● **Brief 1**:
According to the profile of Rubén Cordano, which team did he play for in 2024 before returning to Bolívar?
● **Brief 2**:
Write what comes next in the Rubén Cordano profile, picking up after its last line.

● **Text block**:
============

Rubén Cordano

Personal information
- Full name: Rubén Cordano Justiniano
- Date of birth: 16 October 1998 (age 27)
- Place of birth: Bolivia
- Height: 1.81 m (5 ft 11 in)
- Position: Goalkeeper

Team information
- Current team: Bolívar
- Number: 12

Youth career
- 2008–2010: Academia Tahuichi
- 2010–2013: Sólo Arqueros
- 2013–2017: Blooming

Senior career*
- Years: Team / Apps / (Gls)
- 2017–2020: Blooming / 81 / (0)
- 2020–2023: Bolívar / 64 / (0)
- 2024: Oriente Petrolero / 7 / (0)
- 2024–: Bolívar / 21 / (0)

International career^{‡}
- 2015: Bolivia U17 / 1 / (0)
- 2017: Bolivia U20 / 4 / (0)

============

● **Source data**:
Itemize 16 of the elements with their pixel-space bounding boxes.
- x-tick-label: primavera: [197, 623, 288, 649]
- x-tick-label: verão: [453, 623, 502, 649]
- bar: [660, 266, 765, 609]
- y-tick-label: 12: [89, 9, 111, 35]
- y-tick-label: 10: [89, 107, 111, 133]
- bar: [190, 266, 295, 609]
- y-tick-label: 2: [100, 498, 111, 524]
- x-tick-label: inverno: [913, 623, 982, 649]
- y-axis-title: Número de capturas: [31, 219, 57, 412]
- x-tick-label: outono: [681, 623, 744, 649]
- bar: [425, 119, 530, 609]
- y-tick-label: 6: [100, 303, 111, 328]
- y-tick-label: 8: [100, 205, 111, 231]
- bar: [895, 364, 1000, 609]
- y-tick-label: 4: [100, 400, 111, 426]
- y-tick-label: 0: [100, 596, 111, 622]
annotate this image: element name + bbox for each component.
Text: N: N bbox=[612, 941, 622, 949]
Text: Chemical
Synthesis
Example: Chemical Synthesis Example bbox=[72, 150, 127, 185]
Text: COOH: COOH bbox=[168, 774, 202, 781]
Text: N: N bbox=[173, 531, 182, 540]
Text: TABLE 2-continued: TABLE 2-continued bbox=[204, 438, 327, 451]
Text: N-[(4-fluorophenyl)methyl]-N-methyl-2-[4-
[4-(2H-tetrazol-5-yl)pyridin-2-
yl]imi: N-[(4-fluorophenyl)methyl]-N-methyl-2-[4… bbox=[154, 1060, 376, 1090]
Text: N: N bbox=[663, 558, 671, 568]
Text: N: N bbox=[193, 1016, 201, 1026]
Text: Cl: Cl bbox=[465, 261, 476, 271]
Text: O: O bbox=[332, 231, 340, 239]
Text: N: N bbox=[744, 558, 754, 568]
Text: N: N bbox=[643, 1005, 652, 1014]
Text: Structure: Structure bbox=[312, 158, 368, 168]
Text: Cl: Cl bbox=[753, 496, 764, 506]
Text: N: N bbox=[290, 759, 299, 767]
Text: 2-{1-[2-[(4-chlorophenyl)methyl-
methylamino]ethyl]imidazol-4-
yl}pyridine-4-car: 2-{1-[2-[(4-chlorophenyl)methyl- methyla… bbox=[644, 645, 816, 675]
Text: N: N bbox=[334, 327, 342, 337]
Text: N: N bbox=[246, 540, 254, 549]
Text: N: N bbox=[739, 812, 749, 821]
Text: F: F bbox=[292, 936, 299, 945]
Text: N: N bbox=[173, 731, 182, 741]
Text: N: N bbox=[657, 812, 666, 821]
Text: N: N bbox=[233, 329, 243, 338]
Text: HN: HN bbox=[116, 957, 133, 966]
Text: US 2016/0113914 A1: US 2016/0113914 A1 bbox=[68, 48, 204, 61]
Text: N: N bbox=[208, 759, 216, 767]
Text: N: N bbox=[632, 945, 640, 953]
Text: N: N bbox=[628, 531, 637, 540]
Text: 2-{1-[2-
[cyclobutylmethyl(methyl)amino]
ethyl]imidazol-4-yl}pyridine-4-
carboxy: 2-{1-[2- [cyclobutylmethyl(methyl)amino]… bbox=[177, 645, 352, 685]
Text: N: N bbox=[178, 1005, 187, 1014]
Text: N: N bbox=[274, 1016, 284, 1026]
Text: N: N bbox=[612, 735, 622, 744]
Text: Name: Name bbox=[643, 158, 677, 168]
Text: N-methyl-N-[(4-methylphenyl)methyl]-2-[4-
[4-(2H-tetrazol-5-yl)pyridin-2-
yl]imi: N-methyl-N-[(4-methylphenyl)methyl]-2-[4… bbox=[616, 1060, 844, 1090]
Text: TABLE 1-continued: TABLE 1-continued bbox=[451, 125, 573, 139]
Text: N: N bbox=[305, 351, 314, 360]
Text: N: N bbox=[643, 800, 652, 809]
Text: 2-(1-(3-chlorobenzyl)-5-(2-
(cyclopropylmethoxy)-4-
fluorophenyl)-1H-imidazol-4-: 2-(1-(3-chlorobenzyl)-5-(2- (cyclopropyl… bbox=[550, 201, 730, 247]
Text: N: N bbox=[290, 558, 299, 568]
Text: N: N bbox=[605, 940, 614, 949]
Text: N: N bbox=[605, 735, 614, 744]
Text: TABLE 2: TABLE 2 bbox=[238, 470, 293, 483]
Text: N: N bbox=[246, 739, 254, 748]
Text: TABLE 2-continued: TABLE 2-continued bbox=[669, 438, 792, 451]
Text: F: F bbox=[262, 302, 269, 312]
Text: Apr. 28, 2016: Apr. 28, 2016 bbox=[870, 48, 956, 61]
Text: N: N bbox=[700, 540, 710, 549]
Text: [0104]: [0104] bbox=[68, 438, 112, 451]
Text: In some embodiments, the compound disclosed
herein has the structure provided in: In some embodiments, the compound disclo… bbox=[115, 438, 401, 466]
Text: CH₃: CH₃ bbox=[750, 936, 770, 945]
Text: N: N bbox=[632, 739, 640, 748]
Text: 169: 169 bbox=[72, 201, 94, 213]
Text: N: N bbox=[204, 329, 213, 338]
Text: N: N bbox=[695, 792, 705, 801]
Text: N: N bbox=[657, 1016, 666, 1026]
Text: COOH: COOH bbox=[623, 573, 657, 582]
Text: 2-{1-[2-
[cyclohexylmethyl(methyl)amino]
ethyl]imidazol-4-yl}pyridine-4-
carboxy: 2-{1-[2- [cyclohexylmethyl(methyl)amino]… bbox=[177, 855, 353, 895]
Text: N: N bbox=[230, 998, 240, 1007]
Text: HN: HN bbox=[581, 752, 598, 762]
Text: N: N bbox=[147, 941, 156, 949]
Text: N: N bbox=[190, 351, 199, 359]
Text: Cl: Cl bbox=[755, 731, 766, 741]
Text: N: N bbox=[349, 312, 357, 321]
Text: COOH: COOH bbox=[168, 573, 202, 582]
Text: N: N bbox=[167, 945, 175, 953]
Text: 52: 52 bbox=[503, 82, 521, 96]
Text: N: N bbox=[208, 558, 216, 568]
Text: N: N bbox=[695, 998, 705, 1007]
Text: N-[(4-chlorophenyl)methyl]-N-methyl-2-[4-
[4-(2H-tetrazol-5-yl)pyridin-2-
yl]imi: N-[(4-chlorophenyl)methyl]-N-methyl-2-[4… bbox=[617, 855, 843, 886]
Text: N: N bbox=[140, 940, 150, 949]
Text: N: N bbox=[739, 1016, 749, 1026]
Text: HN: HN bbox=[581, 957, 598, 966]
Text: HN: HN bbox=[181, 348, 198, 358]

============

● **Written reply 1**:
Oriente Petrolero

● **Written reply 2**:
- 2019–: Bolivia / 5 / (0)
- 2020: Bolivia U23 / 4 / (0)

= Rubén Cordano =

Bolivian footballer (born 1998)

Rubén Cordano Justiniano (born 16 October 1998) is a Bolivian professional footballer who plays as a goalkeeper for Bolívar and the Bolivia national team.

==International career==
Cordano made his senior debut for the Bolivia national football team in a 1-0 friendly loss to South Korea on 22 March 2019.